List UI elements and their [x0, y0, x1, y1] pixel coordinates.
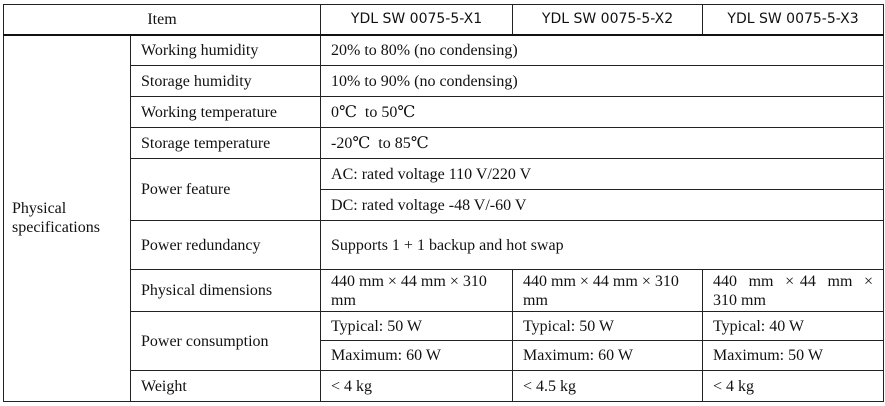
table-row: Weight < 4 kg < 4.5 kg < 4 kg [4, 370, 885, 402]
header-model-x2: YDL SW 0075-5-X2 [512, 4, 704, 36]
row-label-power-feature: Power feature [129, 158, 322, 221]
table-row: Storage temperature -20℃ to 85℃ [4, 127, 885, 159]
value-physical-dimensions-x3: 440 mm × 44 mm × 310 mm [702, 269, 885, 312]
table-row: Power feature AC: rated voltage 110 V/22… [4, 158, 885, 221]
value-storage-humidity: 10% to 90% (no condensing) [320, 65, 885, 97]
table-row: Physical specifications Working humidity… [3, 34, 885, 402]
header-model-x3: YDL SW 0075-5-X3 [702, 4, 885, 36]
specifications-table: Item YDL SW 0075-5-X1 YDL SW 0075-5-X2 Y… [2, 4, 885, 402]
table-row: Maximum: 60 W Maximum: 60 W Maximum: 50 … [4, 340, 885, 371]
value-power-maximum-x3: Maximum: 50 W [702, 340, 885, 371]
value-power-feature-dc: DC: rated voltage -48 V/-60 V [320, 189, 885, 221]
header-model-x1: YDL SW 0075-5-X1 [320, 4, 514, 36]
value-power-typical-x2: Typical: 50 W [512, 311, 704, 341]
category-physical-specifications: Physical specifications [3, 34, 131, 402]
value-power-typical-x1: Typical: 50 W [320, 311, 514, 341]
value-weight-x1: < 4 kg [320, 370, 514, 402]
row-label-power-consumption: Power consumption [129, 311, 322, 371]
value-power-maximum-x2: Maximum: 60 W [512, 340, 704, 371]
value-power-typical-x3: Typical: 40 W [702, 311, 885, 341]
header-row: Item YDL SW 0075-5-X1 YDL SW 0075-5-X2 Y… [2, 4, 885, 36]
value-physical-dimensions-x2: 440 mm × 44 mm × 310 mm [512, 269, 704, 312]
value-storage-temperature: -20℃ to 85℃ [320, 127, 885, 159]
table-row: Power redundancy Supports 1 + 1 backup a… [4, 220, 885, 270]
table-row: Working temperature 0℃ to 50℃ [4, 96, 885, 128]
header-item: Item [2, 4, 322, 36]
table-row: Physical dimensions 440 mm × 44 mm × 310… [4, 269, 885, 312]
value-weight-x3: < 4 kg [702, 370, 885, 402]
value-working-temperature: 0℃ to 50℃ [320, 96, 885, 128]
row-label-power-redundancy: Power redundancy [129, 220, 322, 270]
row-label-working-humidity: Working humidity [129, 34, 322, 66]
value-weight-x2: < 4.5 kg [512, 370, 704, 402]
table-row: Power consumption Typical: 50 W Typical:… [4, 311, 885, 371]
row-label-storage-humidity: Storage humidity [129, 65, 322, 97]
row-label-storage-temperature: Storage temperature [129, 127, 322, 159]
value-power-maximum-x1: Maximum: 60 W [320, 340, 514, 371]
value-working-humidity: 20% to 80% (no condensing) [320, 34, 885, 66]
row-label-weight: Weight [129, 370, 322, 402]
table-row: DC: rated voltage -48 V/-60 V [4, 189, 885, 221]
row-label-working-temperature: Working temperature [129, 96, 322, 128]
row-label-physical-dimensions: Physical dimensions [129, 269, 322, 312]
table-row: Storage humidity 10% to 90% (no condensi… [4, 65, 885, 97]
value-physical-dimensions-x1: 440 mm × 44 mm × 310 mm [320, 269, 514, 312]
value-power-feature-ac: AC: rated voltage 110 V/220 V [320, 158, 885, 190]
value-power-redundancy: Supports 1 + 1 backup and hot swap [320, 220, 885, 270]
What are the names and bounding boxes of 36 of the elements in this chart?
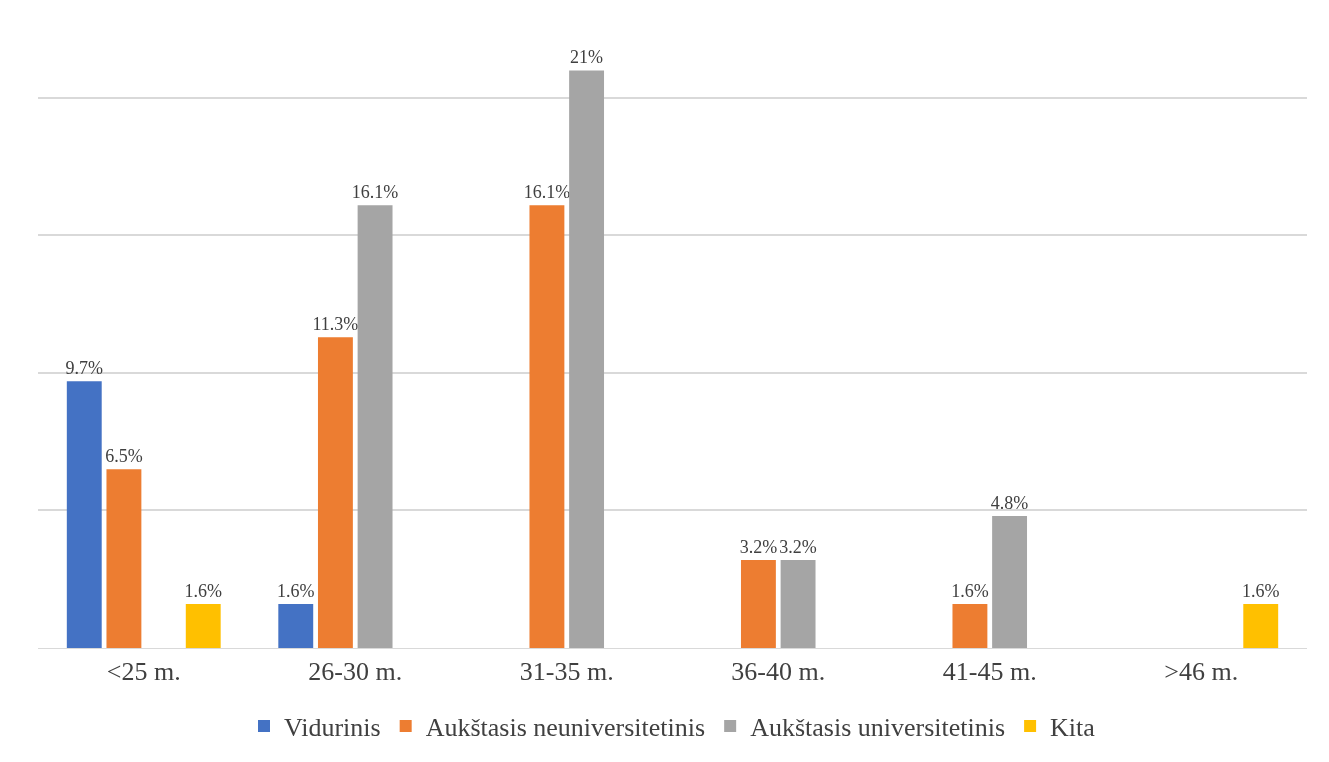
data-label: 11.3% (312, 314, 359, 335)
========================
Express the lines of the listing above as a JSON list of strings, from the line containing "table-row: Weight <" up to and including the line containing "table-row: Storage temperature". Use one string per line and omit blank lines.

◆ REPLY
[
  "table-row: Weight < 4 kg < 4.5 kg < 4 kg [4, 370, 885, 402]",
  "header-model-x2: YDL SW 0075-5-X2 [512, 4, 704, 36]",
  "row-label-power-feature: Power feature [129, 158, 322, 221]",
  "table-row: Storage temperature -20℃ to 85℃ [4, 127, 885, 159]"
]